→ REQUIREMENTS
From the listing below, pull out every line where the string "determinadas" appears.

→ MATERIAL PROVIDED
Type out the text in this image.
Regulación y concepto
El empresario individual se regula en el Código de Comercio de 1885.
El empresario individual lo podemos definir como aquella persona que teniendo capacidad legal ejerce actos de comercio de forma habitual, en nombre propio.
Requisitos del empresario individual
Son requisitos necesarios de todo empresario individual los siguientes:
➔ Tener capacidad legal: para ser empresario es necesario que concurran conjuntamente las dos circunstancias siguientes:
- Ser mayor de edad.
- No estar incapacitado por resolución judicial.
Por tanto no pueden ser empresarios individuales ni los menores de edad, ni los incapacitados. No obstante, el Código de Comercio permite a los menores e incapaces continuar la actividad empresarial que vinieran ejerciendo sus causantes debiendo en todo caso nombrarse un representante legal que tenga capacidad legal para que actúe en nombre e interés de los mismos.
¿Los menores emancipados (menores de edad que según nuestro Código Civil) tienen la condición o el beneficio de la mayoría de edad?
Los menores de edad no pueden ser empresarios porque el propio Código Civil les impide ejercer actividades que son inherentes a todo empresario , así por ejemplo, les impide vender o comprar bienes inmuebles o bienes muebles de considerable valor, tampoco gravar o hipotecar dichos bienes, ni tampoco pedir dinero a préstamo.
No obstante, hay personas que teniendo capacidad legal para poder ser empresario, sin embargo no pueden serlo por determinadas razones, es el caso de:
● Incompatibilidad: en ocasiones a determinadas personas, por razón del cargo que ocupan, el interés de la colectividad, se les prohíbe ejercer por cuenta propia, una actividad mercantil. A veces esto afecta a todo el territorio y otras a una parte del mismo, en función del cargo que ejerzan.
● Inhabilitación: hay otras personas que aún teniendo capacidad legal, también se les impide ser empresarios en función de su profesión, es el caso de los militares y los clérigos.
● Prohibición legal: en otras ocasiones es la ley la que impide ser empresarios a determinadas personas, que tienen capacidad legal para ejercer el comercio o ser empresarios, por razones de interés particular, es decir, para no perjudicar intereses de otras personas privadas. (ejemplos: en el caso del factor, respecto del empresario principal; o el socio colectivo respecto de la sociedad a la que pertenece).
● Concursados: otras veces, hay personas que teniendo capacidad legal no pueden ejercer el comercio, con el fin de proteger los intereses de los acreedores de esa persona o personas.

→ PROBLEM SOLUTION
No obstante, hay personas que teniendo capacidad legal para poder ser empresario, sin embargo no pueden serlo por determinadas razones, es el caso de:
● Incompatibilidad: en ocasiones a determinadas personas, por razón del cargo que ocupan, el interés de la colectividad, se les prohíbe ejercer por cuenta propia, una actividad mercantil. A veces esto afecta a todo el territorio y otras a una parte del mismo, en función del cargo que ejerzan.
● Prohibición legal: en otras ocasiones es la ley la que impide ser empresarios a determinadas personas, que tienen capacidad legal para ejercer el comercio o ser empresarios, por razones de interés particular, es decir, para no perjudicar intereses de otras personas privadas. (ejemplos: en el caso del factor, respecto del empresario principal; o el socio colectivo respecto de la sociedad a la que pertenece).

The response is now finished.